▶ **Record set**
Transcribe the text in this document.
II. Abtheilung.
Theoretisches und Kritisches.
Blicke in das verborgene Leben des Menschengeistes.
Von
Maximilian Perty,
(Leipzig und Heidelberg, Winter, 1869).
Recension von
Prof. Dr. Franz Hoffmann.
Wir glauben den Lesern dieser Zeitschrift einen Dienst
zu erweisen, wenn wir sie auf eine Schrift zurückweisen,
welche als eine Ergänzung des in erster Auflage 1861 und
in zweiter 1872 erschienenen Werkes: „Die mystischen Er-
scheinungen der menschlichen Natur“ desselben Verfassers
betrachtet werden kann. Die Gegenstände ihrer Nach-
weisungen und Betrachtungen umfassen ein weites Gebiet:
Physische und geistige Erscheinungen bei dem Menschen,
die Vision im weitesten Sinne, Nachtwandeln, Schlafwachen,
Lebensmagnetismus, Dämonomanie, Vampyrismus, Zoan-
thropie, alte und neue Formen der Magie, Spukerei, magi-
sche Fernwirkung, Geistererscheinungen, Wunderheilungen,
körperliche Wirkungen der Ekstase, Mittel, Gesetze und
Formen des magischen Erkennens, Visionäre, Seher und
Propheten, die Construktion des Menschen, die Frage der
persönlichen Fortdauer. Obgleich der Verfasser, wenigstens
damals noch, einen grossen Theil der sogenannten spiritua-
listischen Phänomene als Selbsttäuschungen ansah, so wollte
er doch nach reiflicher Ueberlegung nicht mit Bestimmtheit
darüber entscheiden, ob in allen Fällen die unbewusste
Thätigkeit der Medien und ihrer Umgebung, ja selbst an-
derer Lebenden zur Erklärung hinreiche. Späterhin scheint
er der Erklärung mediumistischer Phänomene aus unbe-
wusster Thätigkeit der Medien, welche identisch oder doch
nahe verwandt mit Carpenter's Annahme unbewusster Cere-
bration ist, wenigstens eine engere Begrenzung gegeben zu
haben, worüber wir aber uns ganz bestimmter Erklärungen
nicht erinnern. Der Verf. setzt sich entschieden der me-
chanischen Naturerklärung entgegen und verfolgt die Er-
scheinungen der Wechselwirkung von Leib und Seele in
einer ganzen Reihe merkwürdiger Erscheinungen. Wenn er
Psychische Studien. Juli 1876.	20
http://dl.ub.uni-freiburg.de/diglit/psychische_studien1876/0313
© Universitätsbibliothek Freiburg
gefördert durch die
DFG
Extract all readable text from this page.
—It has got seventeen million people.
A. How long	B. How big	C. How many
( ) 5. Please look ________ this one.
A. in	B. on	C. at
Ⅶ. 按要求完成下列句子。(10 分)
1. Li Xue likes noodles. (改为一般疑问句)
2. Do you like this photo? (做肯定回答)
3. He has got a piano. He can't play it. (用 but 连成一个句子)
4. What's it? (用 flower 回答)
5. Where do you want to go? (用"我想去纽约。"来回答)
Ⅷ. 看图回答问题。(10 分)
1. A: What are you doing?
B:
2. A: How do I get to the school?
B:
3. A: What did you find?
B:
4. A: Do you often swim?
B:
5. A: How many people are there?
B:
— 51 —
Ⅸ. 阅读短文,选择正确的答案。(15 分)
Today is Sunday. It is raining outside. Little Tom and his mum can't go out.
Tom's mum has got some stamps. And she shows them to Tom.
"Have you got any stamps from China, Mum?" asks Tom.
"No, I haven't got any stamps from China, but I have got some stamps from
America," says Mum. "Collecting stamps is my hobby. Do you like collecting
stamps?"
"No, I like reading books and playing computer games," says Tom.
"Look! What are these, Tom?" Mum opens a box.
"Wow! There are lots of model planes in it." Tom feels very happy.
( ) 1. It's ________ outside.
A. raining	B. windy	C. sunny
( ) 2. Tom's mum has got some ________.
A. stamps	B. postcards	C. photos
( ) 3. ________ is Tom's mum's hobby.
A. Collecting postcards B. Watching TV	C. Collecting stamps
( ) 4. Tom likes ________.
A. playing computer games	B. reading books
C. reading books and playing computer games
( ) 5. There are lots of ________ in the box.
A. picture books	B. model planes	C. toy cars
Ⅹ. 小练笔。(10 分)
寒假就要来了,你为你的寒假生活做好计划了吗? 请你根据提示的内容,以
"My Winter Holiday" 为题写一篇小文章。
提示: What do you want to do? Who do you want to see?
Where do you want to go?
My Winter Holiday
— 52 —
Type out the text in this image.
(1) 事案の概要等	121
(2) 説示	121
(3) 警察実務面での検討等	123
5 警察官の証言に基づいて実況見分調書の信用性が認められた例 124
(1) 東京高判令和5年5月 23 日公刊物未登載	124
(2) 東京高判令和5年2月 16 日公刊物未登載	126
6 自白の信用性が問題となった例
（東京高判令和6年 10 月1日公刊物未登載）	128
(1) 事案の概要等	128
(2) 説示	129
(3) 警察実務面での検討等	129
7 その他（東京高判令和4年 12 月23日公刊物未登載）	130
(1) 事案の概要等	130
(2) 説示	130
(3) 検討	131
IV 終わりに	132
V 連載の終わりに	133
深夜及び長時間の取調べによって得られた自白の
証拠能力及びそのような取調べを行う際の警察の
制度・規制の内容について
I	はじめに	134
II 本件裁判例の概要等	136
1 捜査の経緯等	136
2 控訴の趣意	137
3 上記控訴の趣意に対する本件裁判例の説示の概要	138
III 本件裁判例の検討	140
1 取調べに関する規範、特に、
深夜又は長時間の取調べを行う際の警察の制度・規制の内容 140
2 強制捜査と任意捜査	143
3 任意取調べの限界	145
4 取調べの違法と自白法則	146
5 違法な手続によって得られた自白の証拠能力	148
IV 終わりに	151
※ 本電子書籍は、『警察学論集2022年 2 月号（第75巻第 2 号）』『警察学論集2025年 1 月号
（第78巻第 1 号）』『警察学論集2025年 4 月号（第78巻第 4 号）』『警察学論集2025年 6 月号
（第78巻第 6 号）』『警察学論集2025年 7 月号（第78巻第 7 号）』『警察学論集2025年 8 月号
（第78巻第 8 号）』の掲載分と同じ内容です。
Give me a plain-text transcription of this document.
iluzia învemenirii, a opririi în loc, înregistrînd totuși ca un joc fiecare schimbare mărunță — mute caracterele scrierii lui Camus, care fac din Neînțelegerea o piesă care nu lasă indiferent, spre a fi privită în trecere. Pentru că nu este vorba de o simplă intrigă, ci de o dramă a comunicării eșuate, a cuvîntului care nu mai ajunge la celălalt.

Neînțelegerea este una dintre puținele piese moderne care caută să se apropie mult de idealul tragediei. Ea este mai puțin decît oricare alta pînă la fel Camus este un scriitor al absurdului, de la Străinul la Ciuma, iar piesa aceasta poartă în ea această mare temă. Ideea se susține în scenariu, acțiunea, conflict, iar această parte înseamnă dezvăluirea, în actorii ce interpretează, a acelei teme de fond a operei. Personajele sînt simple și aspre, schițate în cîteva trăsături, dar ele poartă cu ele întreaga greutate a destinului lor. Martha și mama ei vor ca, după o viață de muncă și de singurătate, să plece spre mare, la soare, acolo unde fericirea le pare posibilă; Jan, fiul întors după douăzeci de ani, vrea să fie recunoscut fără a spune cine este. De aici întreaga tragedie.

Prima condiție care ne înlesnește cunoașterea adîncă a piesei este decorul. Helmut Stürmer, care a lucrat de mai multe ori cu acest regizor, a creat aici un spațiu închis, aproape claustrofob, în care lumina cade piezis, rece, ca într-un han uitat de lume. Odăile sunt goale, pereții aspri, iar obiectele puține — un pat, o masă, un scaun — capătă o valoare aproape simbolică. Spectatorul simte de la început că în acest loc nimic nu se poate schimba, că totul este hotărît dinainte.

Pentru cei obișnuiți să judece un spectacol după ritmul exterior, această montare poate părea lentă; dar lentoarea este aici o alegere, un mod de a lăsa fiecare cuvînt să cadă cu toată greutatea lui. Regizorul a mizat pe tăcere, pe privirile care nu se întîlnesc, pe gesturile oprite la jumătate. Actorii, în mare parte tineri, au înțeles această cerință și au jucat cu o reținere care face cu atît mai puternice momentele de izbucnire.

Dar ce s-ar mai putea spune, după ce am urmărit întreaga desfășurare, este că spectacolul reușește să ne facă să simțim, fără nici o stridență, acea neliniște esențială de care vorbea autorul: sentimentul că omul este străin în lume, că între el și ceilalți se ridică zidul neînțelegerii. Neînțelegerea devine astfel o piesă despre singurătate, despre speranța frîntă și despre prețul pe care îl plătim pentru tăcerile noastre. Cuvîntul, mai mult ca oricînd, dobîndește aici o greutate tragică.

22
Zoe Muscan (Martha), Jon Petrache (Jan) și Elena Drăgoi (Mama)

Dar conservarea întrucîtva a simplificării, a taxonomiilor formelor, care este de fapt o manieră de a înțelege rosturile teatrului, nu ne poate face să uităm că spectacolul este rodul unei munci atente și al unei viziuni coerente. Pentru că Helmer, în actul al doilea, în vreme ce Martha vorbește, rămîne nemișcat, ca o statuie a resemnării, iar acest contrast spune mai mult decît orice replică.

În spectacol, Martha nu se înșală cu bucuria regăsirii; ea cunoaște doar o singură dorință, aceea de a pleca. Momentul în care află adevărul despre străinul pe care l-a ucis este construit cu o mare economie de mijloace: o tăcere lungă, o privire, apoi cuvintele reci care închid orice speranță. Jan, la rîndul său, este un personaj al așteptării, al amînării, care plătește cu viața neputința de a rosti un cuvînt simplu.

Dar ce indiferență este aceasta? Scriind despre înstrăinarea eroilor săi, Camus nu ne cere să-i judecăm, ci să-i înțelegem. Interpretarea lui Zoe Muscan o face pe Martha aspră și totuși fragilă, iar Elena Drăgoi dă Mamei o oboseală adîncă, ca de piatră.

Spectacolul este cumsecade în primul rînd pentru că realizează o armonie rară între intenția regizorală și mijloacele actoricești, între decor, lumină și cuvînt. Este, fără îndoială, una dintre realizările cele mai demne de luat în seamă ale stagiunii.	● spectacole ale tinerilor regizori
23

▶ **Exercise task**
Using the records above, gather all lines where the string "Collecting" is present.

▶ **Task result**
America," says Mum. "Collecting stamps is my hobby. Do you like collecting
A. Collecting postcards B. Watching TV	C. Collecting stamps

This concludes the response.